TASK REQUIREMENTS
Work out how many lines in the entries contain the string "Windows", and give nothing but that number.

DATA EXTRACT
**********
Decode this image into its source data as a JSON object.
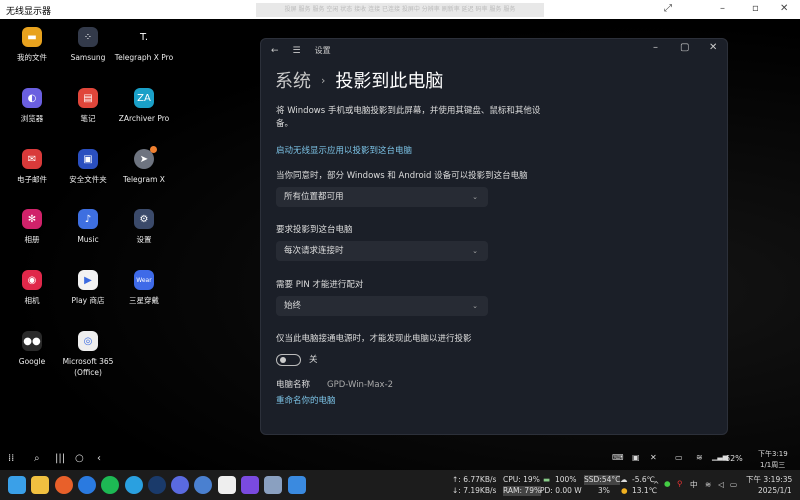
{
  "titlebar": {
    "title": "无线显示器",
    "banner": "投屏 服务 服务 空闲 状态 接收 连接 已连接 投屏中 分辨率 刷新率 延迟 码率 服务 服务"
  },
  "apps": [
    {
      "label": "我的文件",
      "color": "#e8a21e",
      "glyph": "▬"
    },
    {
      "label": "Samsung",
      "color": "#333a4a",
      "glyph": "⁘"
    },
    {
      "label": "Telegraph X Pro",
      "color": "#000000",
      "glyph": "T."
    },
    {
      "label": "浏览器",
      "color": "#6a5fe0",
      "glyph": "◐"
    },
    {
      "label": "笔记",
      "color": "#e0463a",
      "glyph": "▤"
    },
    {
      "label": "ZArchiver Pro",
      "color": "#1aa0c8",
      "glyph": "ZA"
    },
    {
      "label": "电子邮件",
      "color": "#d93a3a",
      "glyph": "✉"
    },
    {
      "label": "安全文件夹",
      "color": "#2a4fbf",
      "glyph": "▣"
    },
    {
      "label": "Telegram X",
      "color": "#6e7480",
      "glyph": "➤"
    },
    {
      "label": "相册",
      "color": "#d0226a",
      "glyph": "✻"
    },
    {
      "label": "Music",
      "color": "#3e6fe0",
      "glyph": "♪"
    },
    {
      "label": "设置",
      "color": "#3b4a6a",
      "glyph": "⚙"
    },
    {
      "label": "相机",
      "color": "#e0284a",
      "glyph": "◉"
    },
    {
      "label": "Play 商店",
      "color": "#f2f2f2",
      "glyph": "▶"
    },
    {
      "label": "三星穿戴",
      "color": "#3e6ae8",
      "glyph": "Wear"
    },
    {
      "label": "Google",
      "color": "#2a2a2a",
      "glyph": "●●"
    },
    {
      "label": "Microsoft 365 (Office)",
      "color": "#eeeeee",
      "glyph": "◎"
    }
  ],
  "settings": {
    "app_name": "设置",
    "breadcrumb_parent": "系统",
    "breadcrumb_current": "投影到此电脑",
    "description": "将 Windows 手机或电脑投影到此屏幕，并使用其键盘、鼠标和其他设备。",
    "launch_link": "启动无线显示应用以投影到这台电脑",
    "availability_label": "当你同意时，部分 Windows 和 Android 设备可以投影到这台电脑",
    "availability_value": "所有位置都可用",
    "ask_label": "要求投影到这台电脑",
    "ask_value": "每次请求连接时",
    "pin_label": "需要 PIN 才能进行配对",
    "pin_value": "始终",
    "power_label": "仅当此电脑接通电源时，才能发现此电脑以进行投影",
    "power_toggle_state": "关",
    "pc_name_label": "电脑名称",
    "pc_name_value": "GPD-Win-Max-2",
    "rename_link": "重命名你的电脑"
  },
  "android_status": {
    "battery": "62%",
    "time": "下午3:19",
    "date": "1/1周三"
  },
  "taskbar": {
    "net_up": "↑: 6.77KB/s",
    "net_down": "↓: 7.19KB/s",
    "cpu": "CPU: 19%",
    "battery": "100%",
    "ram": "RAM: 79%",
    "pd": "PD: 0.00 W",
    "ssd": "SSD:54°C",
    "ssd_use": "3%",
    "weather1": "-5.6℃",
    "weather2": "13.1℃",
    "ime": "中",
    "time": "下午 3:19:35",
    "date": "2025/1/1",
    "pinned": [
      {
        "name": "start",
        "color": "#3aa0e8"
      },
      {
        "name": "file-explorer",
        "color": "#f0c040"
      },
      {
        "name": "firefox",
        "color": "#e8602a"
      },
      {
        "name": "app-blue",
        "color": "#2a7ae0"
      },
      {
        "name": "spotify",
        "color": "#1db954"
      },
      {
        "name": "telegram",
        "color": "#2aa0e0"
      },
      {
        "name": "steam",
        "color": "#1a3a6a"
      },
      {
        "name": "app-ring",
        "color": "#5a6ae0"
      },
      {
        "name": "qbittorrent",
        "color": "#4a80d0"
      },
      {
        "name": "installer",
        "color": "#eeeeee"
      },
      {
        "name": "app-w",
        "color": "#7a4ae0"
      },
      {
        "name": "settings",
        "color": "#8aa0c0"
      },
      {
        "name": "wireless-display",
        "color": "#3a8ae0"
      }
    ]
  }
}
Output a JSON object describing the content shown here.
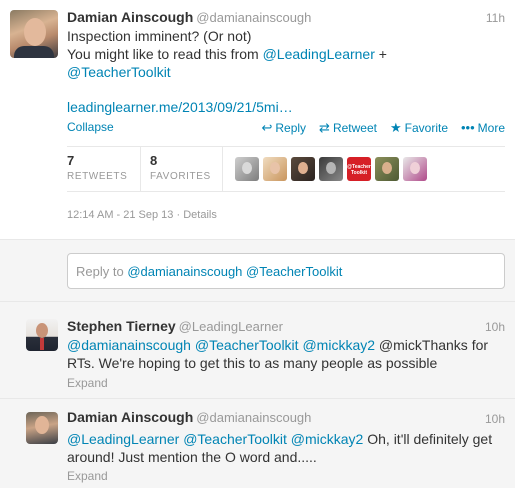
**********
EXERCISE RESPONSE
2